» Aim:
Can you repeat the stretch of the records from the start through the line containing "135 294 167</box>", swapping "sticker-icon" for "sticker-button" and leaving everything else unchanged?

» Supplied data:
################

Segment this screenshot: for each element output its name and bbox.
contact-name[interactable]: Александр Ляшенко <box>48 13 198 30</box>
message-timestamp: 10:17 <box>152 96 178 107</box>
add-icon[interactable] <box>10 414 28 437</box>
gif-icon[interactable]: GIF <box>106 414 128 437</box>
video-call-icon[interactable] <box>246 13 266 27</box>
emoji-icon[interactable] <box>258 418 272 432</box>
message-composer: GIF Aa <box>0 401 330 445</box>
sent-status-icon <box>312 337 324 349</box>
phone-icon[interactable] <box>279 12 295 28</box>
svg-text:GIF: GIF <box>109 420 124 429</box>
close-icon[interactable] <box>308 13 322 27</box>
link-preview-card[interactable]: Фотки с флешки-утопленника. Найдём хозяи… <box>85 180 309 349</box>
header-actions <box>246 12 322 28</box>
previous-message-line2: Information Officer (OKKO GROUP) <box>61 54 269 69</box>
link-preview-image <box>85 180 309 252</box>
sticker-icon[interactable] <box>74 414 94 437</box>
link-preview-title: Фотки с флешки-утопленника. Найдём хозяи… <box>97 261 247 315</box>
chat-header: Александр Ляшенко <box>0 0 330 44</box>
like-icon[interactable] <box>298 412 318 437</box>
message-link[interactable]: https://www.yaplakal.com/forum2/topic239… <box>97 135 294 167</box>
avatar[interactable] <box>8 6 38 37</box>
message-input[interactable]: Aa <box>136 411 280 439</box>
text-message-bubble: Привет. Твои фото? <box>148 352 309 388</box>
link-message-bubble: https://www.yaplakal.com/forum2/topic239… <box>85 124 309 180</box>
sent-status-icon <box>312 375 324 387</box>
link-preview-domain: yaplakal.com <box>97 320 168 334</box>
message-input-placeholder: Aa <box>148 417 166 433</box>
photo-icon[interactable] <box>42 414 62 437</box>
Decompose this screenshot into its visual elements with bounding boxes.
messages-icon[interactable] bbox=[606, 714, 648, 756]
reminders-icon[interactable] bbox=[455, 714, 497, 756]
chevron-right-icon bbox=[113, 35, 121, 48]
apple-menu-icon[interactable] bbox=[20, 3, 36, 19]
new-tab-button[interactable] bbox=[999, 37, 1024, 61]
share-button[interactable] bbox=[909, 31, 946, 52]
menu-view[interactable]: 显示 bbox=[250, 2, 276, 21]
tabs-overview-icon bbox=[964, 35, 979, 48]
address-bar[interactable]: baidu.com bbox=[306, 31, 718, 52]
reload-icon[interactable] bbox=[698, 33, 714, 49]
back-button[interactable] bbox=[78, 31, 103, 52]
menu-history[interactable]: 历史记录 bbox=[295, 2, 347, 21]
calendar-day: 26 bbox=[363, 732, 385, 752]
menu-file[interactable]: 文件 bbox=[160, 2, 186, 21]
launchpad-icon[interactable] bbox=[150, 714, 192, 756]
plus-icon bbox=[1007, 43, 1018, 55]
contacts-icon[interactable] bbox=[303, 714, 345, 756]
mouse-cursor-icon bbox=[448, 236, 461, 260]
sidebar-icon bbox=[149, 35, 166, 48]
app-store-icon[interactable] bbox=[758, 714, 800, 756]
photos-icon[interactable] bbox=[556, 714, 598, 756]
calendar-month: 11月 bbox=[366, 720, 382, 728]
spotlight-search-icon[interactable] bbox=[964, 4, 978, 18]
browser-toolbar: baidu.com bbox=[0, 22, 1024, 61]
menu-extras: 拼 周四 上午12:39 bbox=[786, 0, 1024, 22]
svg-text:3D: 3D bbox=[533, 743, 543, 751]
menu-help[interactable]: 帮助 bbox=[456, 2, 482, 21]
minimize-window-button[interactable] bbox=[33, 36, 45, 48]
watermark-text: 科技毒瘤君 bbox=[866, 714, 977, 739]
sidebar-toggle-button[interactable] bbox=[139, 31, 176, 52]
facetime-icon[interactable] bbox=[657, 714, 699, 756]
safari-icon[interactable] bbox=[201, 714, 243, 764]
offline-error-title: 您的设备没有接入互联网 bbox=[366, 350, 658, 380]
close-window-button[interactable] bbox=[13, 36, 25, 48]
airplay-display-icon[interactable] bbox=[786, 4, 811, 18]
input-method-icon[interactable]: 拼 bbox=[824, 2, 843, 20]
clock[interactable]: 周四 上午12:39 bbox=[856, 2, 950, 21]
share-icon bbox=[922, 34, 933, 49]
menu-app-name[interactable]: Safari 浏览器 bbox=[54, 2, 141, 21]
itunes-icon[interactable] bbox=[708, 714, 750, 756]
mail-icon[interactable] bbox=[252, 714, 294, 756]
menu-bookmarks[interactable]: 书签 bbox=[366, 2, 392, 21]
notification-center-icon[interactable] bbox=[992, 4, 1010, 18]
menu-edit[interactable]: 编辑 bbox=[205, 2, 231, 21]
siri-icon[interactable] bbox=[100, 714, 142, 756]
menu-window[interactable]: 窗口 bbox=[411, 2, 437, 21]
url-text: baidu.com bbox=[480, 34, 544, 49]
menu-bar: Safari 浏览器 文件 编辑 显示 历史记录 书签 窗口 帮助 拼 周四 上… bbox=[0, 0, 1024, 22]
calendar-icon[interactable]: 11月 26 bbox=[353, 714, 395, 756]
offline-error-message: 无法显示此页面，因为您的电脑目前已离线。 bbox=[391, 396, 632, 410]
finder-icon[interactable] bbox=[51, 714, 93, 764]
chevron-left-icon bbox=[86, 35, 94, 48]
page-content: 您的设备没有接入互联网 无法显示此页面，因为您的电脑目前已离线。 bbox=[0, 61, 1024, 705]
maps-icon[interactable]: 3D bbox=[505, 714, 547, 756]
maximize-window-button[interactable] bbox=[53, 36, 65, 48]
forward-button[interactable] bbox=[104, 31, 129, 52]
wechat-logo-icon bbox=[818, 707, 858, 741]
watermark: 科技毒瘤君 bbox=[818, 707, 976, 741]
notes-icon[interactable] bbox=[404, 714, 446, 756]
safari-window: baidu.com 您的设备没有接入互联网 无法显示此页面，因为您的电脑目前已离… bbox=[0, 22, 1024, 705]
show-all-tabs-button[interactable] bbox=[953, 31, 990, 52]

################

» Exercise solution:
Segment this screenshot: for each element output its name and bbox.
contact-name[interactable]: Александр Ляшенко <box>48 13 198 30</box>
message-timestamp: 10:17 <box>152 96 178 107</box>
add-icon[interactable] <box>10 414 28 437</box>
gif-icon[interactable]: GIF <box>106 414 128 437</box>
video-call-icon[interactable] <box>246 13 266 27</box>
emoji-icon[interactable] <box>258 418 272 432</box>
message-composer: GIF Aa <box>0 401 330 445</box>
sent-status-icon <box>312 337 324 349</box>
phone-icon[interactable] <box>279 12 295 28</box>
svg-text:GIF: GIF <box>109 420 124 429</box>
close-icon[interactable] <box>308 13 322 27</box>
link-preview-card[interactable]: Фотки с флешки-утопленника. Найдём хозяи… <box>85 180 309 349</box>
header-actions <box>246 12 322 28</box>
previous-message-line2: Information Officer (OKKO GROUP) <box>61 54 269 69</box>
link-preview-image <box>85 180 309 252</box>
sticker-button[interactable] <box>74 414 94 437</box>
link-preview-title: Фотки с флешки-утопленника. Найдём хозяи… <box>97 261 247 315</box>
chat-header: Александр Ляшенко <box>0 0 330 44</box>
like-icon[interactable] <box>298 412 318 437</box>
message-link[interactable]: https://www.yaplakal.com/forum2/topic239… <box>97 135 294 167</box>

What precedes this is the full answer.